[BEGIN Given data]
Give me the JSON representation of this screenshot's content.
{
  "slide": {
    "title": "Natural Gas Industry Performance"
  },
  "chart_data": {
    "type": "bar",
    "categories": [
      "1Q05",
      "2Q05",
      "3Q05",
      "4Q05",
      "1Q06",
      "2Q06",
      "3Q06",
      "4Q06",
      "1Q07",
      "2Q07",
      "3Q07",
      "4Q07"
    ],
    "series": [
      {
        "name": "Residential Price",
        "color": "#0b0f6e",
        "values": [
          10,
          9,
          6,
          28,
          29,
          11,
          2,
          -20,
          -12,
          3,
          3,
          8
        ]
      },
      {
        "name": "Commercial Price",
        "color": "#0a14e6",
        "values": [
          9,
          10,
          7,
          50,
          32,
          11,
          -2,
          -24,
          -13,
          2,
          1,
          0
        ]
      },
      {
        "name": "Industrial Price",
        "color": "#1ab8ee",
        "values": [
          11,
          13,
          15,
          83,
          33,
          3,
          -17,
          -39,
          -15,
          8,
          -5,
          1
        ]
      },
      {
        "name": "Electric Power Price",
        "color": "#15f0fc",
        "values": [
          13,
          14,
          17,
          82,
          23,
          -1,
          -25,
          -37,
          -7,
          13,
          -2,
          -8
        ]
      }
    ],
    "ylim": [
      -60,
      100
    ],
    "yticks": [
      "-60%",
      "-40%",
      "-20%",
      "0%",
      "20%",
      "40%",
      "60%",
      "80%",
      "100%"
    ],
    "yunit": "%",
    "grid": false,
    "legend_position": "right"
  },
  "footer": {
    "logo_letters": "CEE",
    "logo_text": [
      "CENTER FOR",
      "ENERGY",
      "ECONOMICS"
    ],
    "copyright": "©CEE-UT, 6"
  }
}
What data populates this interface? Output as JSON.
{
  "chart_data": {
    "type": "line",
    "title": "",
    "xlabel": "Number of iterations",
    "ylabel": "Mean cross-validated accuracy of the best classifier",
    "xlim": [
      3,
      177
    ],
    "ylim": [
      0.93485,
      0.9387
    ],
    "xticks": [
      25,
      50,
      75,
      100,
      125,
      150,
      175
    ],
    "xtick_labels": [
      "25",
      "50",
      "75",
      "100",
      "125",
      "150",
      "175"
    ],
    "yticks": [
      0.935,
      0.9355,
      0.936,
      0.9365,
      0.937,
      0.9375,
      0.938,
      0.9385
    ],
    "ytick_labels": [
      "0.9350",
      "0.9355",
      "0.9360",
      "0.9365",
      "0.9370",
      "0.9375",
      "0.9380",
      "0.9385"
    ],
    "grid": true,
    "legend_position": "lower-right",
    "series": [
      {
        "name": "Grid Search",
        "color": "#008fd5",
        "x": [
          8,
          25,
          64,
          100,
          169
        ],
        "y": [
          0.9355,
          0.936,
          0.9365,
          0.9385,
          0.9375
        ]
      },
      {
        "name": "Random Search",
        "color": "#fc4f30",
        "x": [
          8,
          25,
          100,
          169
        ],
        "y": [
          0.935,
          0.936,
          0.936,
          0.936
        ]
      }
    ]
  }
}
[END Given data]
Task directions » List every line above that holds the word "title".

The completed task »
    "title": "Natural Gas Industry Performance"
    "title": "",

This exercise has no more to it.